EXERCISE INSTRUCTIONS: Leaving out the pictures, please retype each record exactly.

Dataset excerpts
========================
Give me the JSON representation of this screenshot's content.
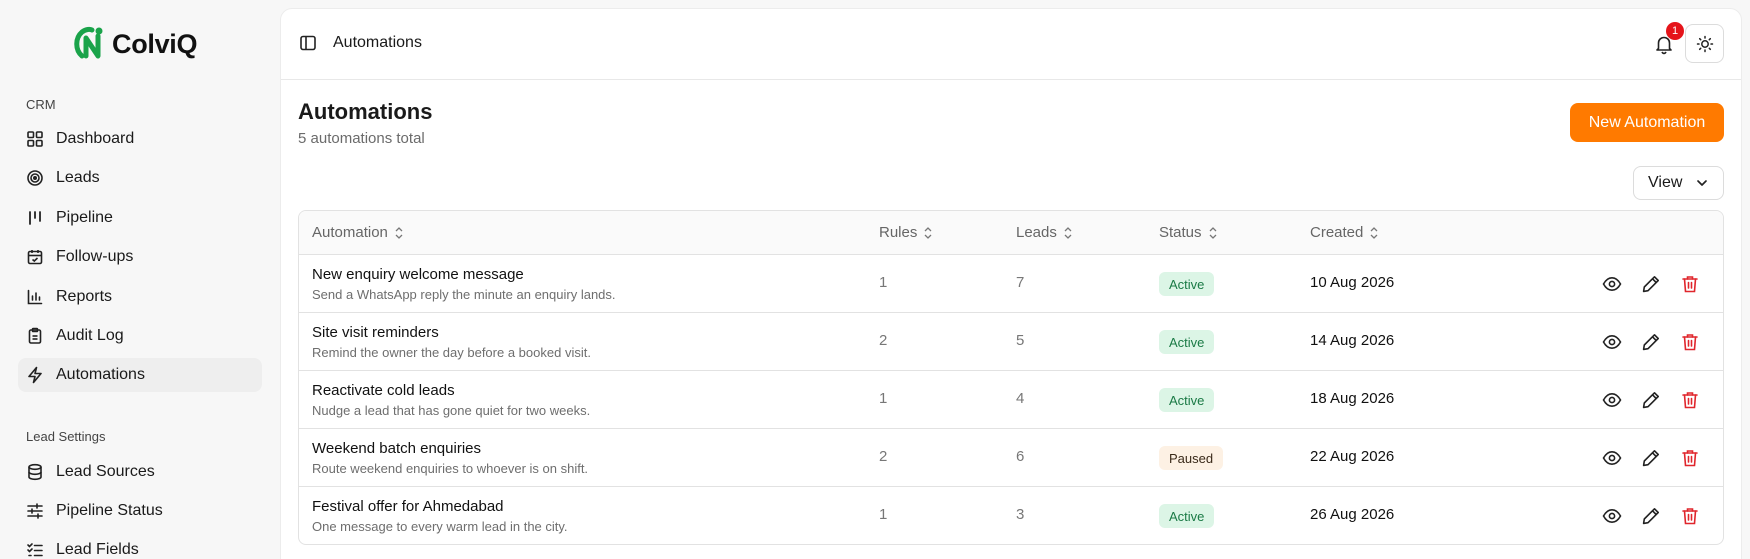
{
  "brand": {
    "name": "ColviQ",
    "accent": "#ff7a00",
    "logo_green": "#1aa34a"
  },
  "sidebar": {
    "sections": [
      {
        "title": "CRM"
      },
      {
        "title": "Lead Settings"
      }
    ],
    "crm_items": [
      {
        "label": "Dashboard",
        "icon": "dashboard-icon"
      },
      {
        "label": "Leads",
        "icon": "target-icon"
      },
      {
        "label": "Pipeline",
        "icon": "pipeline-icon"
      },
      {
        "label": "Follow-ups",
        "icon": "calendar-icon"
      },
      {
        "label": "Reports",
        "icon": "bar-chart-icon"
      },
      {
        "label": "Audit Log",
        "icon": "clipboard-icon"
      },
      {
        "label": "Automations",
        "icon": "bolt-icon",
        "active": true
      }
    ],
    "settings_items": [
      {
        "label": "Lead Sources",
        "icon": "database-icon"
      },
      {
        "label": "Pipeline Status",
        "icon": "sliders-icon"
      },
      {
        "label": "Lead Fields",
        "icon": "list-check-icon"
      }
    ]
  },
  "topbar": {
    "title": "Automations",
    "notification_count": "1"
  },
  "page": {
    "title": "Automations",
    "subtitle": "5 automations total",
    "new_button": "New Automation",
    "view_button": "View"
  },
  "table": {
    "columns": [
      "Automation",
      "Rules",
      "Leads",
      "Status",
      "Created"
    ],
    "rows": [
      {
        "name": "New enquiry welcome message",
        "desc": "Send a WhatsApp reply the minute an enquiry lands.",
        "rules": "1",
        "leads": "7",
        "status": "Active",
        "created": "10 Aug 2026"
      },
      {
        "name": "Site visit reminders",
        "desc": "Remind the owner the day before a booked visit.",
        "rules": "2",
        "leads": "5",
        "status": "Active",
        "created": "14 Aug 2026"
      },
      {
        "name": "Reactivate cold leads",
        "desc": "Nudge a lead that has gone quiet for two weeks.",
        "rules": "1",
        "leads": "4",
        "status": "Active",
        "created": "18 Aug 2026"
      },
      {
        "name": "Weekend batch enquiries",
        "desc": "Route weekend enquiries to whoever is on shift.",
        "rules": "2",
        "leads": "6",
        "status": "Paused",
        "created": "22 Aug 2026"
      },
      {
        "name": "Festival offer for Ahmedabad",
        "desc": "One message to every warm lead in the city.",
        "rules": "1",
        "leads": "3",
        "status": "Active",
        "created": "26 Aug 2026"
      }
    ]
  }
}
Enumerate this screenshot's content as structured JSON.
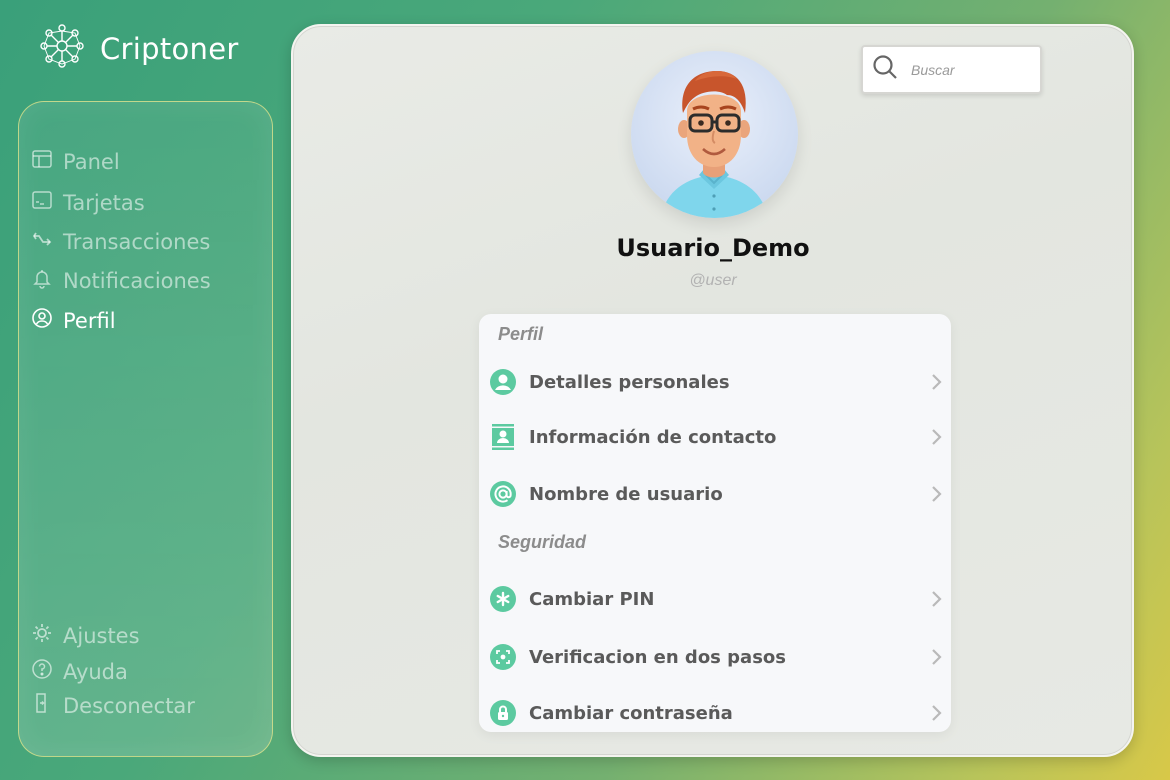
{
  "brand": {
    "name": "Criptoner"
  },
  "sidebar": {
    "items": [
      {
        "label": "Panel",
        "icon": "layout-icon"
      },
      {
        "label": "Tarjetas",
        "icon": "card-icon"
      },
      {
        "label": "Transacciones",
        "icon": "transfer-icon"
      },
      {
        "label": "Notificaciones",
        "icon": "bell-icon"
      },
      {
        "label": "Perfil",
        "icon": "user-circle-icon",
        "active": true
      }
    ],
    "bottom_items": [
      {
        "label": "Ajustes",
        "icon": "gear-icon"
      },
      {
        "label": "Ayuda",
        "icon": "help-icon"
      },
      {
        "label": "Desconectar",
        "icon": "logout-icon"
      }
    ]
  },
  "search": {
    "placeholder": "Buscar"
  },
  "profile": {
    "username": "Usuario_Demo",
    "handle": "@user"
  },
  "sections": {
    "perfil": {
      "title": "Perfil",
      "items": [
        {
          "label": "Detalles personales",
          "icon": "person-icon"
        },
        {
          "label": "Información de contacto",
          "icon": "contact-card-icon"
        },
        {
          "label": "Nombre de usuario",
          "icon": "at-sign-icon"
        }
      ]
    },
    "seguridad": {
      "title": "Seguridad",
      "items": [
        {
          "label": "Cambiar PIN",
          "icon": "asterisk-icon"
        },
        {
          "label": "Verificacion en dos pasos",
          "icon": "scan-icon"
        },
        {
          "label": "Cambiar contraseña",
          "icon": "lock-icon"
        }
      ]
    }
  },
  "colors": {
    "accent": "#5ccaa0",
    "background_start": "#3aa07a",
    "background_end": "#d8c848"
  }
}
========================
WRITTEN ANSWER:
Give me the JSON representation of this screenshot's content.
{
  "brand": {
    "name": "ColviQ",
    "accent": "#ff7a00",
    "logo_green": "#1aa34a"
  },
  "sidebar": {
    "sections": [
      {
        "title": "CRM"
      },
      {
        "title": "Lead Settings"
      }
    ],
    "crm_items": [
      {
        "label": "Dashboard",
        "icon": "dashboard-icon"
      },
      {
        "label": "Leads",
        "icon": "target-icon"
      },
      {
        "label": "Pipeline",
        "icon": "pipeline-icon"
      },
      {
        "label": "Follow-ups",
        "icon": "calendar-icon"
      },
      {
        "label": "Reports",
        "icon": "bar-chart-icon"
      },
      {
        "label": "Audit Log",
        "icon": "clipboard-icon"
      },
      {
        "label": "Automations",
        "icon": "bolt-icon",
        "active": true
      }
    ],
    "settings_items": [
      {
        "label": "Lead Sources",
        "icon": "database-icon"
      },
      {
        "label": "Pipeline Status",
        "icon": "sliders-icon"
      },
      {
        "label": "Lead Fields",
        "icon": "list-check-icon"
      }
    ]
  },
  "topbar": {
    "title": "Automations",
    "notification_count": "1"
  },
  "page": {
    "title": "Automations",
    "subtitle": "5 automations total",
    "new_button": "New Automation",
    "view_button": "View"
  },
  "table": {
    "columns": [
      "Automation",
      "Rules",
      "Leads",
      "Status",
      "Created"
    ],
    "rows": [
      {
        "name": "New enquiry welcome message",
        "desc": "Send a WhatsApp reply the minute an enquiry lands.",
        "rules": "1",
        "leads": "7",
        "status": "Active",
        "created": "10 Aug 2026"
      },
      {
        "name": "Site visit reminders",
        "desc": "Remind the owner the day before a booked visit.",
        "rules": "2",
        "leads": "5",
        "status": "Active",
        "created": "14 Aug 2026"
      },
      {
        "name": "Reactivate cold leads",
        "desc": "Nudge a lead that has gone quiet for two weeks.",
        "rules": "1",
        "leads": "4",
        "status": "Active",
        "created": "18 Aug 2026"
      },
      {
        "name": "Weekend batch enquiries",
        "desc": "Route weekend enquiries to whoever is on shift.",
        "rules": "2",
        "leads": "6",
        "status": "Paused",
        "created": "22 Aug 2026"
      },
      {
        "name": "Festival offer for Ahmedabad",
        "desc": "One message to every warm lead in the city.",
        "rules": "1",
        "leads": "3",
        "status": "Active",
        "created": "26 Aug 2026"
      }
    ]
  }
}
Enumerate this screenshot's content as structured JSON.
{
  "brand": {
    "name": "Criptoner"
  },
  "sidebar": {
    "items": [
      {
        "label": "Panel",
        "icon": "layout-icon"
      },
      {
        "label": "Tarjetas",
        "icon": "card-icon"
      },
      {
        "label": "Transacciones",
        "icon": "transfer-icon"
      },
      {
        "label": "Notificaciones",
        "icon": "bell-icon"
      },
      {
        "label": "Perfil",
        "icon": "user-circle-icon",
        "active": true
      }
    ],
    "bottom_items": [
      {
        "label": "Ajustes",
        "icon": "gear-icon"
      },
      {
        "label": "Ayuda",
        "icon": "help-icon"
      },
      {
        "label": "Desconectar",
        "icon": "logout-icon"
      }
    ]
  },
  "search": {
    "placeholder": "Buscar"
  },
  "profile": {
    "username": "Usuario_Demo",
    "handle": "@user"
  },
  "sections": {
    "perfil": {
      "title": "Perfil",
      "items": [
        {
          "label": "Detalles personales",
          "icon": "person-icon"
        },
        {
          "label": "Información de contacto",
          "icon": "contact-card-icon"
        },
        {
          "label": "Nombre de usuario",
          "icon": "at-sign-icon"
        }
      ]
    },
    "seguridad": {
      "title": "Seguridad",
      "items": [
        {
          "label": "Cambiar PIN",
          "icon": "asterisk-icon"
        },
        {
          "label": "Verificacion en dos pasos",
          "icon": "scan-icon"
        },
        {
          "label": "Cambiar contraseña",
          "icon": "lock-icon"
        }
      ]
    }
  },
  "colors": {
    "accent": "#5ccaa0",
    "background_start": "#3aa07a",
    "background_end": "#d8c848"
  }
}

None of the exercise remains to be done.